TASK DATA =>
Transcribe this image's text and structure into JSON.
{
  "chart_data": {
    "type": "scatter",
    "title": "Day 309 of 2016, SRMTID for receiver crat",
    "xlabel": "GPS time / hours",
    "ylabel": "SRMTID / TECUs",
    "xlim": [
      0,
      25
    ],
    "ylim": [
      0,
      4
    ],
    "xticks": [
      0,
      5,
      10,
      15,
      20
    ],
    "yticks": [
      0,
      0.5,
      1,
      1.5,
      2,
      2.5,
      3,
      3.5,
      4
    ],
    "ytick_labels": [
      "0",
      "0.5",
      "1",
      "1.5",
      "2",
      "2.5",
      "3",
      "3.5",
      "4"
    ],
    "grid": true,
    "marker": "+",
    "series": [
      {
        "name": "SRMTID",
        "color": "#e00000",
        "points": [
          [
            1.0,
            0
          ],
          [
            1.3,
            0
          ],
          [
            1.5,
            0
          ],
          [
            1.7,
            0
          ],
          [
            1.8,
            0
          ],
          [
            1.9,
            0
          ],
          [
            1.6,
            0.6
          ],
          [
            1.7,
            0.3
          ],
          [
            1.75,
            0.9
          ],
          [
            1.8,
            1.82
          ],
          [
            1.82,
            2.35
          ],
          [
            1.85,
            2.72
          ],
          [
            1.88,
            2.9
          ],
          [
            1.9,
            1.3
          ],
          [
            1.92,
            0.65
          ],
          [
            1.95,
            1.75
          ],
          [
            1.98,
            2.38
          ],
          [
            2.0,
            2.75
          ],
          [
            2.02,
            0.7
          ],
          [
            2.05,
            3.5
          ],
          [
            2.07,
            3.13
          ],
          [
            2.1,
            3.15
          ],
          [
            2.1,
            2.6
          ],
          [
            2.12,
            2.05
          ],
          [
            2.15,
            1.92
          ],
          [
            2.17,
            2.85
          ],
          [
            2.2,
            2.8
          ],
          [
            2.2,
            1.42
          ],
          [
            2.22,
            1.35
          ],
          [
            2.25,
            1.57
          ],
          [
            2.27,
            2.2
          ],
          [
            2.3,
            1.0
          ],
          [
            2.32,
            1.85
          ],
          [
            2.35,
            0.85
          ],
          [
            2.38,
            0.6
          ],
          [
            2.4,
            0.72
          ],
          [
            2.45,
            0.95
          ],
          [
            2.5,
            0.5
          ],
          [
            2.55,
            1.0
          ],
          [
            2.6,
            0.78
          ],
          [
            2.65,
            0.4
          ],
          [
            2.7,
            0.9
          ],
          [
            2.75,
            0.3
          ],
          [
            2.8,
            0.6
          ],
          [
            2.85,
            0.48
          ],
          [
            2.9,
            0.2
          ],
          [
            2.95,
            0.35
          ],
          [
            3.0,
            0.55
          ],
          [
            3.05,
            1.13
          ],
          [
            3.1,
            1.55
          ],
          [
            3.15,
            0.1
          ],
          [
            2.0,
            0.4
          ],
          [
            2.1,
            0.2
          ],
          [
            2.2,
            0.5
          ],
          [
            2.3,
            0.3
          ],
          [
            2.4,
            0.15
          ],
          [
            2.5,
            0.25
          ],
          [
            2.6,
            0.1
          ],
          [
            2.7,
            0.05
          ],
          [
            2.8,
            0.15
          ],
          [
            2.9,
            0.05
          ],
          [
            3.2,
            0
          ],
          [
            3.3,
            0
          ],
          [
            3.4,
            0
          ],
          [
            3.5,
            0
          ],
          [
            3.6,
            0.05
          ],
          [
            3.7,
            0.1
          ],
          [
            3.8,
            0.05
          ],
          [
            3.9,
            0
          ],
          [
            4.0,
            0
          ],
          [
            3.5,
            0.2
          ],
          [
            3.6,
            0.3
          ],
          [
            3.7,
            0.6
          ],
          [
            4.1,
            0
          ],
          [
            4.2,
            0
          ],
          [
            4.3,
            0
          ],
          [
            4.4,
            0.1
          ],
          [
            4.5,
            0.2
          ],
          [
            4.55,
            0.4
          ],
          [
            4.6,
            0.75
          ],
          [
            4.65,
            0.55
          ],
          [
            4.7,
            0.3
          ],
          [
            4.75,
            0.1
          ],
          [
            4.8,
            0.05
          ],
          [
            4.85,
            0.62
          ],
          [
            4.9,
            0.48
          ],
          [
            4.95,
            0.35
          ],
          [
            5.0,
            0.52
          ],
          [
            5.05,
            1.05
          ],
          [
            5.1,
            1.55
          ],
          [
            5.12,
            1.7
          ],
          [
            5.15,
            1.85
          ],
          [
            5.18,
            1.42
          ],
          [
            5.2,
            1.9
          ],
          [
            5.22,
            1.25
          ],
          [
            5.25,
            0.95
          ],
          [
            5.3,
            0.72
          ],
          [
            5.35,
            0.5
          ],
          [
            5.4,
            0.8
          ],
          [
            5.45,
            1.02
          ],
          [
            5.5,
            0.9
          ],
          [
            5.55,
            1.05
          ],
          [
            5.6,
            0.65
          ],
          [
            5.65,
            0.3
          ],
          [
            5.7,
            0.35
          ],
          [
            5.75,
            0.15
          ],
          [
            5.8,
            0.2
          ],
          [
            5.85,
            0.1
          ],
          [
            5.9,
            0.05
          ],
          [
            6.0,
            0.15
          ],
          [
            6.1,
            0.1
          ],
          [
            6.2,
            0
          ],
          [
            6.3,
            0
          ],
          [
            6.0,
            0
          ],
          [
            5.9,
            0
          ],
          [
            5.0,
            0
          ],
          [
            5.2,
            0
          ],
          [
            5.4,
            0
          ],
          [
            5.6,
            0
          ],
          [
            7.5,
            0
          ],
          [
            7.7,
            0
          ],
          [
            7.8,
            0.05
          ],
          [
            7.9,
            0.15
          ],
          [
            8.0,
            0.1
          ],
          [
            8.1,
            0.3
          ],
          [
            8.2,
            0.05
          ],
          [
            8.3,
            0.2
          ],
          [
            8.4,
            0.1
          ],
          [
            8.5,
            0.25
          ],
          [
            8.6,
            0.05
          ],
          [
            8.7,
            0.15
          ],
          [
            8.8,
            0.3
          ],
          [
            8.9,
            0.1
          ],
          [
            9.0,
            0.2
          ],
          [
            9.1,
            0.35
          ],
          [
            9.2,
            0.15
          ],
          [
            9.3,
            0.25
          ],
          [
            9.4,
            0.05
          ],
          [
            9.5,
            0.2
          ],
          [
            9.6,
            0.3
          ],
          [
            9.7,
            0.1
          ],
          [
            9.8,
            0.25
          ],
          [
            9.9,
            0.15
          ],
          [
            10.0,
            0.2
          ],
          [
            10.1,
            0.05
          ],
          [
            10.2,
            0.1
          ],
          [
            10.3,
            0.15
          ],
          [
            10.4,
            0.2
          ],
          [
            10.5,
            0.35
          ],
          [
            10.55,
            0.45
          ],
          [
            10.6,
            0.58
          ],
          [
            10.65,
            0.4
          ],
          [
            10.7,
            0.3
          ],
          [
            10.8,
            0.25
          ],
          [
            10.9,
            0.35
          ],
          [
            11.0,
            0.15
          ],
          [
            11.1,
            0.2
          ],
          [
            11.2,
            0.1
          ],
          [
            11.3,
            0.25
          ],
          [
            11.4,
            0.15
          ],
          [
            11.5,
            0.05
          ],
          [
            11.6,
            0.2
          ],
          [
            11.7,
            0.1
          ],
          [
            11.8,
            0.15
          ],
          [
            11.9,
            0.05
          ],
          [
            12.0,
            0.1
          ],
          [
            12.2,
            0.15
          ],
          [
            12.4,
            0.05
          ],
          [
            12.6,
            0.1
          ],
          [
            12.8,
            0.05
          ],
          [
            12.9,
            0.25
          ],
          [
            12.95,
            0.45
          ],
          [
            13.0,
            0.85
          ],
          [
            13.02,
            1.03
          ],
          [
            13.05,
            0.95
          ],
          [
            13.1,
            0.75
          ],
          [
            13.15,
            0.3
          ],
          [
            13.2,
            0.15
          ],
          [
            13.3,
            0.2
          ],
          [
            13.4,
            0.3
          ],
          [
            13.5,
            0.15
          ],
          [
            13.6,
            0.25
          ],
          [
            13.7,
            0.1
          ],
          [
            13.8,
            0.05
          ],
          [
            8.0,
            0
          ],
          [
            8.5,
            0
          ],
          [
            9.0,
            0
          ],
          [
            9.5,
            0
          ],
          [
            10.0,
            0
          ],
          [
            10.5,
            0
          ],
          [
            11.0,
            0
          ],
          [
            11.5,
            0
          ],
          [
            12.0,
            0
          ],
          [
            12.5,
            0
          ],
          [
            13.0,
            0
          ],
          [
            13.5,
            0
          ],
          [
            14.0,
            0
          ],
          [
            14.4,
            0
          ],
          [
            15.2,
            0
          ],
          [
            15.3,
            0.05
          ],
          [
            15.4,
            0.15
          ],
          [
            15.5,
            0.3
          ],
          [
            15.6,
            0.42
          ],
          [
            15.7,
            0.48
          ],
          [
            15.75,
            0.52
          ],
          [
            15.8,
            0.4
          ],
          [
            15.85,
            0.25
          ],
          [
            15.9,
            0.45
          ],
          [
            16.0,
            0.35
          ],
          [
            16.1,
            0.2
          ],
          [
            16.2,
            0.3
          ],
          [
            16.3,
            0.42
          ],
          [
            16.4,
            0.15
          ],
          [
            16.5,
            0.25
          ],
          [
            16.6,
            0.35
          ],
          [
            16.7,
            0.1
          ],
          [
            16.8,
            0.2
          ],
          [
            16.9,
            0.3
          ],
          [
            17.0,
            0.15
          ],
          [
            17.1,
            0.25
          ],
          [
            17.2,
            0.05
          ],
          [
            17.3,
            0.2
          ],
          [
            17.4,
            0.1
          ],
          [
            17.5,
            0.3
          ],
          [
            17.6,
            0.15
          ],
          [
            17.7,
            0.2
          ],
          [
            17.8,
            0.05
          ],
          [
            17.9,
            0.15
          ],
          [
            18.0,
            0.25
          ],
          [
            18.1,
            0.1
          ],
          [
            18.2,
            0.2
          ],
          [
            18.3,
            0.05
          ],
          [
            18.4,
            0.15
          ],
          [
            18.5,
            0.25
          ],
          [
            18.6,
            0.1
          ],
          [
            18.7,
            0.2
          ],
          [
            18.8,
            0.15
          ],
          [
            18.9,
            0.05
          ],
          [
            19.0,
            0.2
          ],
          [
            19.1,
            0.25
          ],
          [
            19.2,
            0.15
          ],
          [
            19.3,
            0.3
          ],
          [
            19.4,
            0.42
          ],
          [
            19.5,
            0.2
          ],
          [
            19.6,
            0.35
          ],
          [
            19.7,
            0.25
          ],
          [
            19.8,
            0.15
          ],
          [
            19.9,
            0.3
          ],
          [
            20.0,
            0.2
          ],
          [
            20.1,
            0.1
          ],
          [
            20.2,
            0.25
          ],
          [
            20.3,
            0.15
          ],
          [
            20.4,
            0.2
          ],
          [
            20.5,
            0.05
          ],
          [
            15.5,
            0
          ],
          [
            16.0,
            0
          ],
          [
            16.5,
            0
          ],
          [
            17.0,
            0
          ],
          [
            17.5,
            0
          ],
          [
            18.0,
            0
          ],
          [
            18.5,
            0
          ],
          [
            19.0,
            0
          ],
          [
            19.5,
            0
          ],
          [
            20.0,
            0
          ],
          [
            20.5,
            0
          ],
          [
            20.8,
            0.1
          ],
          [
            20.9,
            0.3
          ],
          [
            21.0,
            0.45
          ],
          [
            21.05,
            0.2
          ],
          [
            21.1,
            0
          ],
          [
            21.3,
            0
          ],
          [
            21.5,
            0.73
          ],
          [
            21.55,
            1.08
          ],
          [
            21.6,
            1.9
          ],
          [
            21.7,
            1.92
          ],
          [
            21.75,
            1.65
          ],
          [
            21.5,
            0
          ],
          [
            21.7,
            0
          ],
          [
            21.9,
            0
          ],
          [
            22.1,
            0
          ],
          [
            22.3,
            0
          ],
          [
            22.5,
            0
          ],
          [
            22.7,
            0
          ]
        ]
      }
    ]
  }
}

WHAT THE TASK REQUIRES => Check the records above line by line and tally those holding the string "SRMTID". Answer with the number only.

ANSWER TO THE EXERCISE => 3